» **Stated problem**: Revise the records below by replacing "bounding boxes" with "box coordinates" and keeping everything else the same. Leave the pictures out of your answer.

» **Records contained in a dataset**:
##############################

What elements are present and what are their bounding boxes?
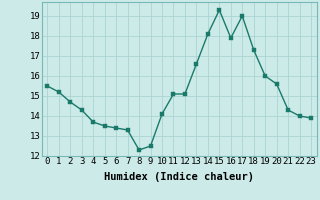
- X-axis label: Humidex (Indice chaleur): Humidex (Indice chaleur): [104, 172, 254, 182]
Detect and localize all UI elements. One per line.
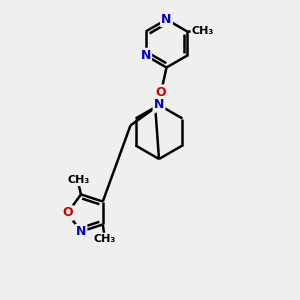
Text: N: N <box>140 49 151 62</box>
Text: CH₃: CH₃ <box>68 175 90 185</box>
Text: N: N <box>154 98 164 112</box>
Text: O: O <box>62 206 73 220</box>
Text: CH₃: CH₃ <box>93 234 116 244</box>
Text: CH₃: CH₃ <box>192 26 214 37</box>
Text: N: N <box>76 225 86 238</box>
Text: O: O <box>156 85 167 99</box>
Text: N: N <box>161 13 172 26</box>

##############################

» **Task result**:
What elements are present and what are their box coordinates?
- X-axis label: Humidex (Indice chaleur): Humidex (Indice chaleur): [104, 172, 254, 182]
Detect and localize all UI elements. One per line.
Text: N: N <box>140 49 151 62</box>
Text: CH₃: CH₃ <box>68 175 90 185</box>
Text: N: N <box>154 98 164 112</box>
Text: O: O <box>62 206 73 220</box>
Text: CH₃: CH₃ <box>93 234 116 244</box>
Text: CH₃: CH₃ <box>192 26 214 37</box>
Text: N: N <box>76 225 86 238</box>
Text: O: O <box>156 85 167 99</box>
Text: N: N <box>161 13 172 26</box>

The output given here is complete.